(Source records)

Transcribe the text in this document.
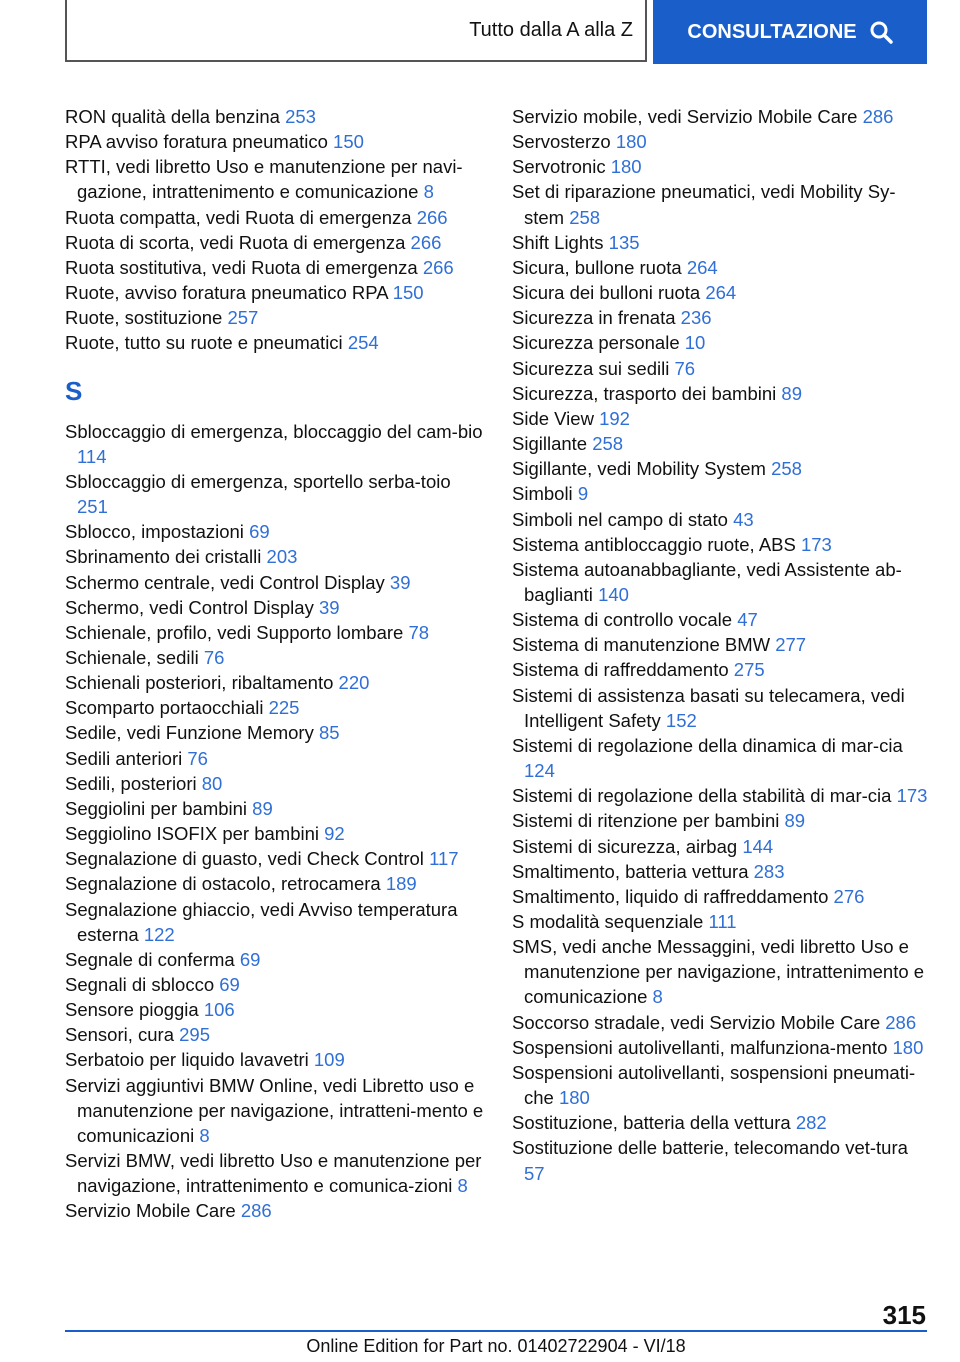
Tutto dalla A alla Z	CONSULTAZIONE
RON qualità della benzina 253
RPA avviso foratura pneumatico 150
RTTI, vedi libretto Uso e manutenzione per navi-gazione, intrattenimento e comunicazione 8
Ruota compatta, vedi Ruota di emergenza 266
Ruota di scorta, vedi Ruota di emergenza 266
Ruota sostitutiva, vedi Ruota di emergenza 266
Ruote, avviso foratura pneumatico RPA 150
Ruote, sostituzione 257
Ruote, tutto su ruote e pneumatici 254
S
Sbloccaggio di emergenza, bloccaggio del cam-bio 114
Sbloccaggio di emergenza, sportello serba-toio 251
Sblocco, impostazioni 69
Sbrinamento dei cristalli 203
Schermo centrale, vedi Control Display 39
Schermo, vedi Control Display 39
Schienale, profilo, vedi Supporto lombare 78
Schienale, sedili 76
Schienali posteriori, ribaltamento 220
Scomparto portaocchiali 225
Sedile, vedi Funzione Memory 85
Sedili anteriori 76
Sedili, posteriori 80
Seggiolini per bambini 89
Seggiolino ISOFIX per bambini 92
Segnalazione di guasto, vedi Check Control 117
Segnalazione di ostacolo, retrocamera 189
Segnalazione ghiaccio, vedi Avviso temperatura esterna 122
Segnale di conferma 69
Segnali di sblocco 69
Sensore pioggia 106
Sensori, cura 295
Serbatoio per liquido lavavetri 109
Servizi aggiuntivi BMW Online, vedi Libretto uso e manutenzione per navigazione, intratteni-mento e comunicazioni 8
Servizi BMW, vedi libretto Uso e manutenzione per navigazione, intrattenimento e comunica-zioni 8
Servizio Mobile Care 286
Servizio mobile, vedi Servizio Mobile Care 286
Servosterzo 180
Servotronic 180
Set di riparazione pneumatici, vedi Mobility Sy-stem 258
Shift Lights 135
Sicura, bullone ruota 264
Sicura dei bulloni ruota 264
Sicurezza in frenata 236
Sicurezza personale 10
Sicurezza sui sedili 76
Sicurezza, trasporto dei bambini 89
Side View 192
Sigillante 258
Sigillante, vedi Mobility System 258
Simboli 9
Simboli nel campo di stato 43
Sistema antibloccaggio ruote, ABS 173
Sistema autoanabbagliante, vedi Assistente ab-baglianti 140
Sistema di controllo vocale 47
Sistema di manutenzione BMW 277
Sistema di raffreddamento 275
Sistemi di assistenza basati su telecamera, vedi Intelligent Safety 152
Sistemi di regolazione della dinamica di mar-cia 124
Sistemi di regolazione della stabilità di mar-cia 173
Sistemi di ritenzione per bambini 89
Sistemi di sicurezza, airbag 144
Smaltimento, batteria vettura 283
Smaltimento, liquido di raffreddamento 276
S modalità sequenziale 111
SMS, vedi anche Messaggini, vedi libretto Uso e manutenzione per navigazione, intrattenimento e comunicazione 8
Soccorso stradale, vedi Servizio Mobile Care 286
Sospensioni autolivellanti, malfunziona-mento 180
Sospensioni autolivellanti, sospensioni pneumati-che 180
Sostituzione, batteria della vettura 282
Sostituzione delle batterie, telecomando vet-tura 57
315
Online Edition for Part no. 01402722904 - VI/18
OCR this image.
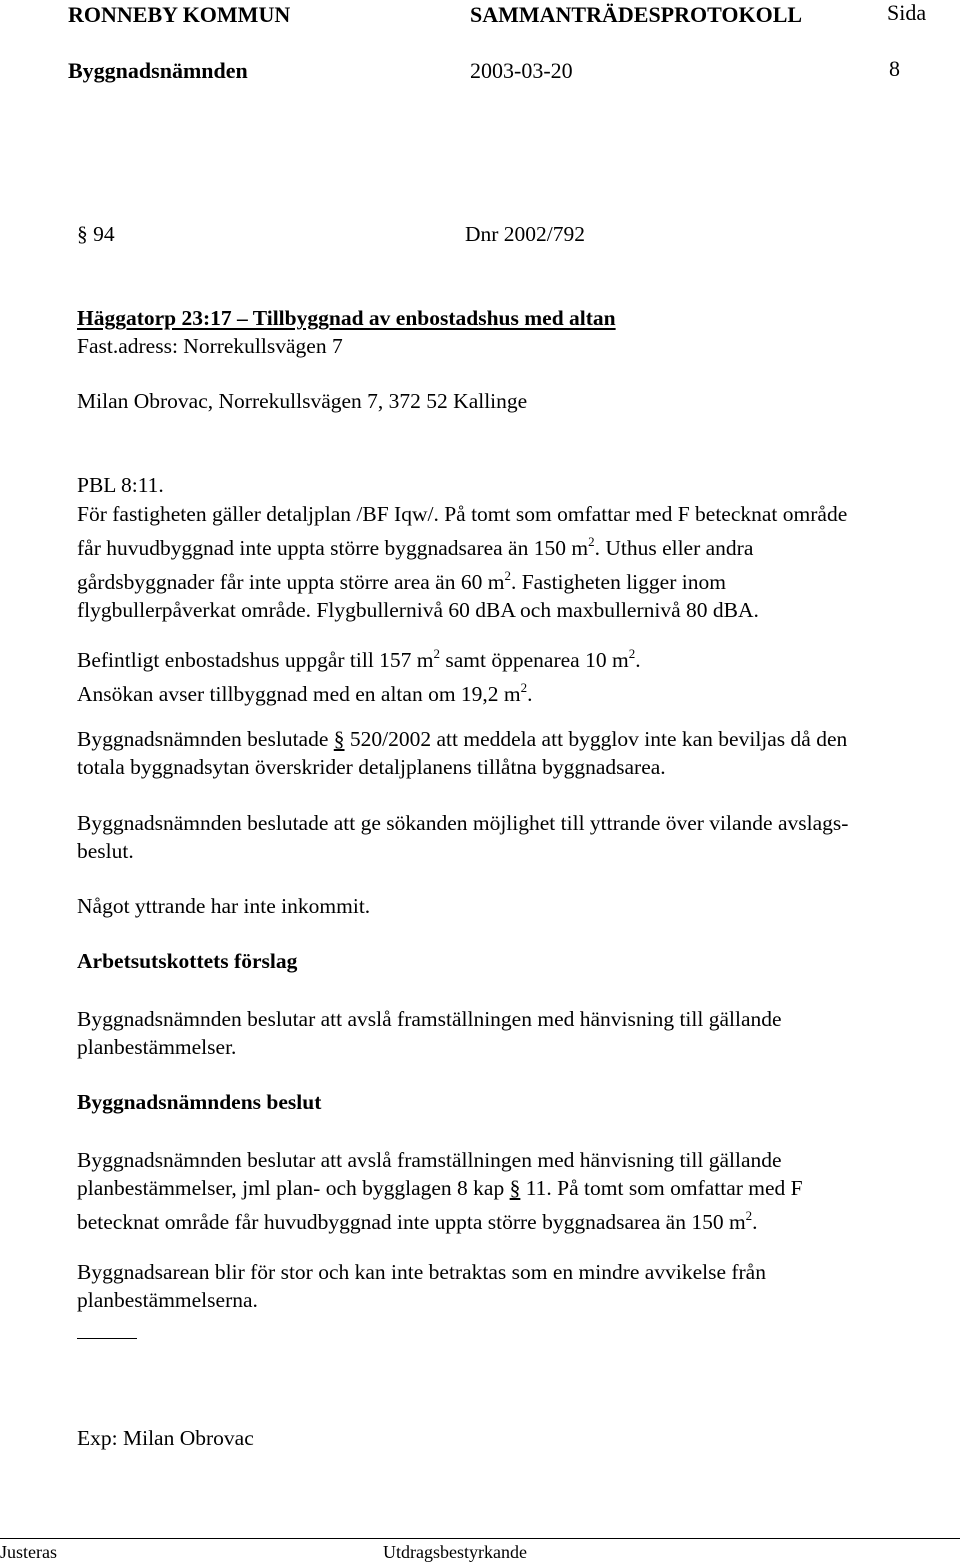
RONNEBY KOMMUN	SAMMANTRÄDESPROTOKOLL	Sida
Byggnadsnämnden	2003-03-20	8
§ 94	Dnr 2002/792
Häggatorp 23:17 – Tillbyggnad av enbostadshus med altan
Fast.adress: Norrekullsvägen 7
Milan Obrovac, Norrekullsvägen 7, 372 52 Kallinge
PBL 8:11.
För fastigheten gäller detaljplan /BF Iqw/. På tomt som omfattar med F betecknat område
får huvudbyggnad inte uppta större byggnadsarea än 150 $m^2$. Uthus eller andra
gårdsbyggnader får inte uppta större area än 60 $m^2$. Fastigheten ligger inom
flygbullerpåverkat område. Flygbullernivå 60 dBA och maxbullernivå 80 dBA.
Befintligt enbostadshus uppgår till 157 $m^2$ samt öppenarea 10 $m^2$.
Ansökan avser tillbyggnad med en altan om 19,2 $m^2$.
Byggnadsnämnden beslutade § 520/2002 att meddela att bygglov inte kan beviljas då den
totala byggnadsytan överskrider detaljplanens tillåtna byggnadsarea.
Byggnadsnämnden beslutade att ge sökanden möjlighet till yttrande över vilande avslags-
beslut.
Något yttrande har inte inkommit.
Arbetsutskottets förslag
Byggnadsnämnden beslutar att avslå framställningen med hänvisning till gällande
planbestämmelser.
Byggnadsnämndens beslut
Byggnadsnämnden beslutar att avslå framställningen med hänvisning till gällande
planbestämmelser, jml plan- och bygglagen 8 kap § 11. På tomt som omfattar med F
betecknat område får huvudbyggnad inte uppta större byggnadsarea än 150 $m^2$.
Byggnadsarean blir för stor och kan inte betraktas som en mindre avvikelse från
planbestämmelserna.
Exp: Milan Obrovac
Justeras	Utdragsbestyrkande
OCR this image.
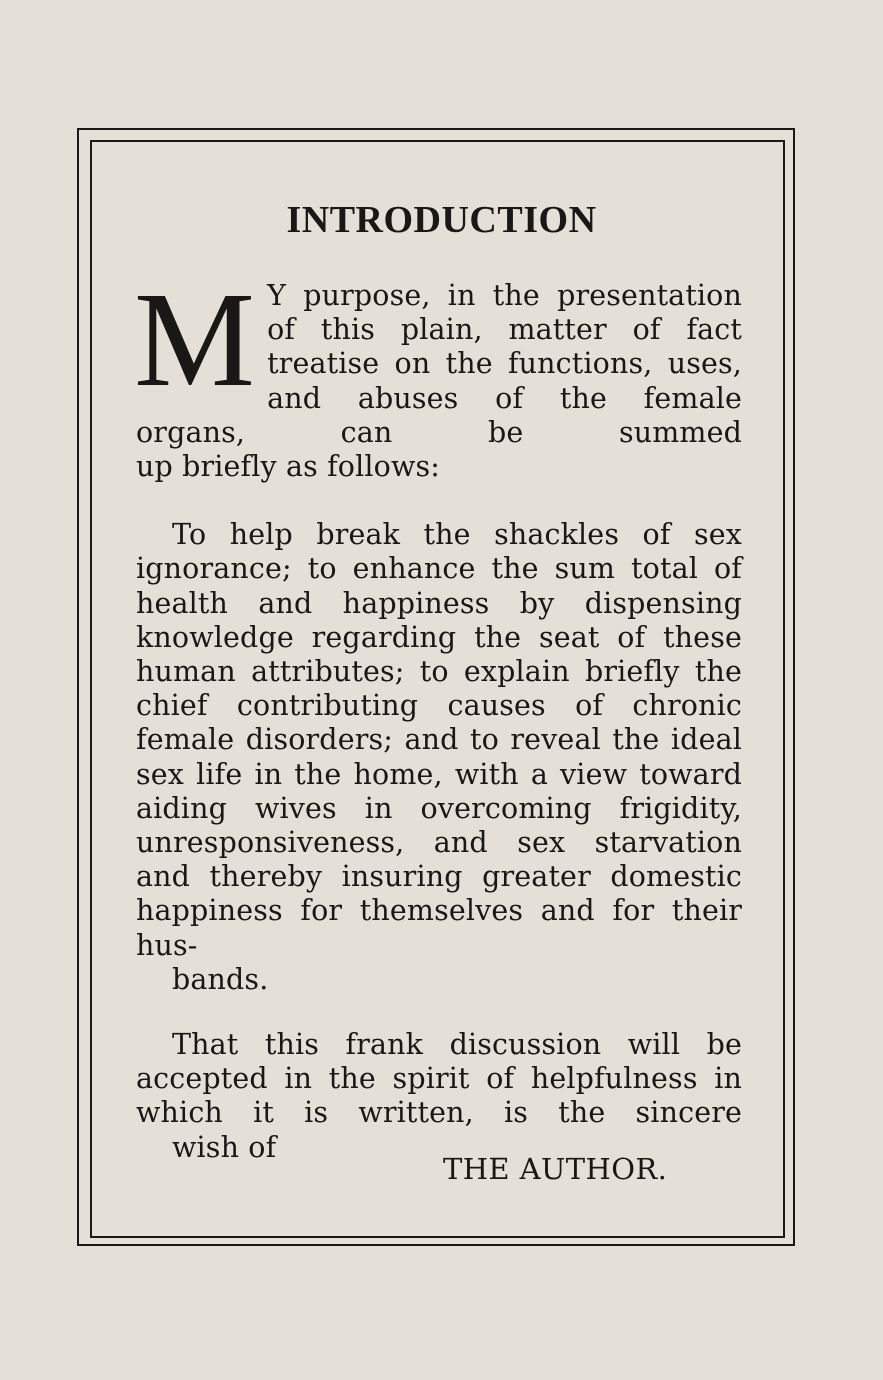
INTRODUCTION

M Y purpose, in the presentation of this plain, matter of fact treatise on the functions, uses, and abuses of the female organs, can be summed
up briefly as follows:

To help break the shackles of sex ignorance; to enhance the sum total of health and happiness by dispensing knowledge regarding the seat of these human attributes; to explain briefly the chief contributing causes of chronic female disorders; and to reveal the ideal sex life in the home, with a view toward aiding wives in overcoming frigidity, unresponsiveness, and sex starvation and thereby insuring greater domestic happiness for themselves and for their hus-
bands.

That this frank discussion will be accepted in the spirit of helpfulness in which it is written, is the sincere
wish of

THE AUTHOR.
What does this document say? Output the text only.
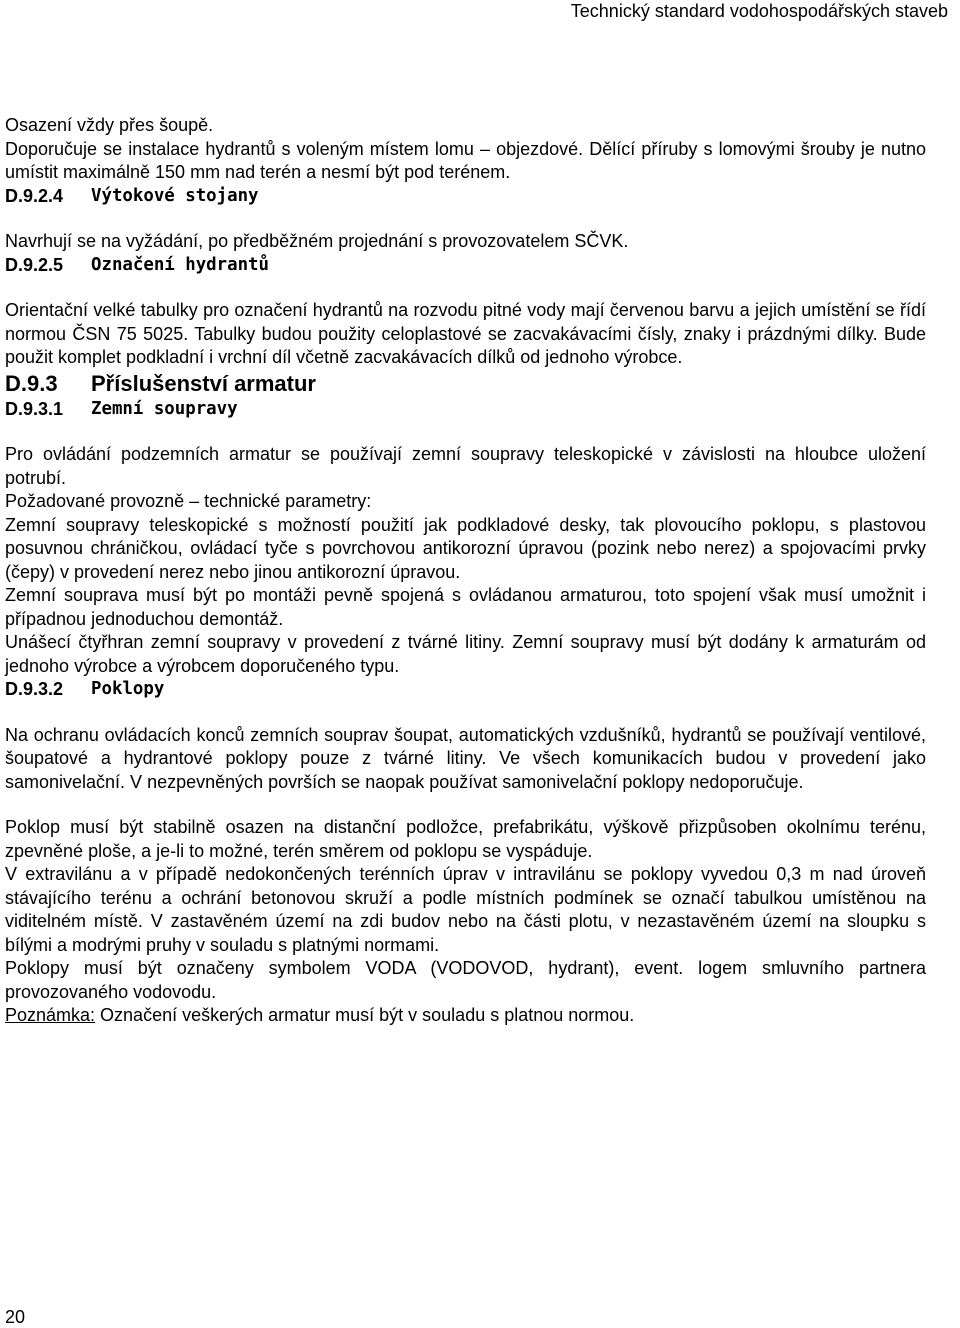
Technický standard vodohospodářských staveb

Osazení vždy přes šoupě.

Doporučuje se instalace hydrantů s voleným místem lomu – objezdové. Dělící příruby s lomovými šrouby je nutno umístit maximálně 150 mm nad terén a nesmí být pod terénem.

D.9.2.4	Výtokové stojany

Navrhují se na vyžádání, po předběžném projednání s provozovatelem SČVK.

D.9.2.5	Označení hydrantů

Orientační velké tabulky pro označení hydrantů na rozvodu pitné vody mají červenou barvu a jejich umístění se řídí normou ČSN 75 5025. Tabulky budou použity celoplastové se zacvakávacími čísly, znaky i prázdnými dílky. Bude použit komplet podkladní i vrchní díl včetně zacvakávacích dílků od jednoho výrobce.

D.9.3	Příslušenství armatur
D.9.3.1	Zemní soupravy

Pro ovládání podzemních armatur se používají zemní soupravy teleskopické v závislosti na hloubce uložení potrubí.

Požadované provozně – technické parametry:

Zemní soupravy teleskopické s možností použití jak podkladové desky, tak plovoucího poklopu, s plastovou posuvnou chráničkou, ovládací tyče s povrchovou antikorozní úpravou (pozink nebo nerez) a spojovacími prvky (čepy) v provedení nerez nebo jinou antikorozní úpravou.

Zemní souprava musí být po montáži pevně spojená s ovládanou armaturou, toto spojení však musí umožnit i případnou jednoduchou demontáž.

Unášecí čtyřhran zemní soupravy v provedení z tvárné litiny. Zemní soupravy musí být dodány k armaturám od jednoho výrobce a výrobcem doporučeného typu.

D.9.3.2	Poklopy

Na ochranu ovládacích konců zemních souprav šoupat, automatických vzdušníků, hydrantů se používají ventilové, šoupatové a hydrantové poklopy pouze z tvárné litiny. Ve všech komunikacích budou v provedení jako samonivelační. V nezpevněných površích se naopak používat samonivelační poklopy nedoporučuje.

Poklop musí být stabilně osazen na distanční podložce, prefabrikátu, výškově přizpůsoben okolnímu terénu, zpevněné ploše, a je-li to možné, terén směrem od poklopu se vyspáduje.

V extravilánu a v případě nedokončených terénních úprav v intravilánu se poklopy vyvedou 0,3 m nad úroveň stávajícího terénu a ochrání betonovou skruží a podle místních podmínek se označí tabulkou umístěnou na viditelném místě. V zastavěném území na zdi budov nebo na části plotu, v nezastavěném území na sloupku s bílými a modrými pruhy v souladu s platnými normami.

Poklopy musí být označeny symbolem VODA (VODOVOD, hydrant), event. logem smluvního partnera provozovaného vodovodu.

Poznámka: Označení veškerých armatur musí být v souladu s platnou normou.

20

**Brief**
Pull every line holding "poklopu" out of the records.

**In response**
Zemní soupravy teleskopické s možností použití jak podkladové desky, tak plovoucího poklopu, s plastovou posuvnou chráničkou, ovládací tyče s povrchovou antikorozní úpravou (pozink nebo nerez) a spojovacími prvky (čepy) v provedení nerez nebo jinou antikorozní úpravou.
Poklop musí být stabilně osazen na distanční podložce, prefabrikátu, výškově přizpůsoben okolnímu terénu, zpevněné ploše, a je-li to možné, terén směrem od poklopu se vyspáduje.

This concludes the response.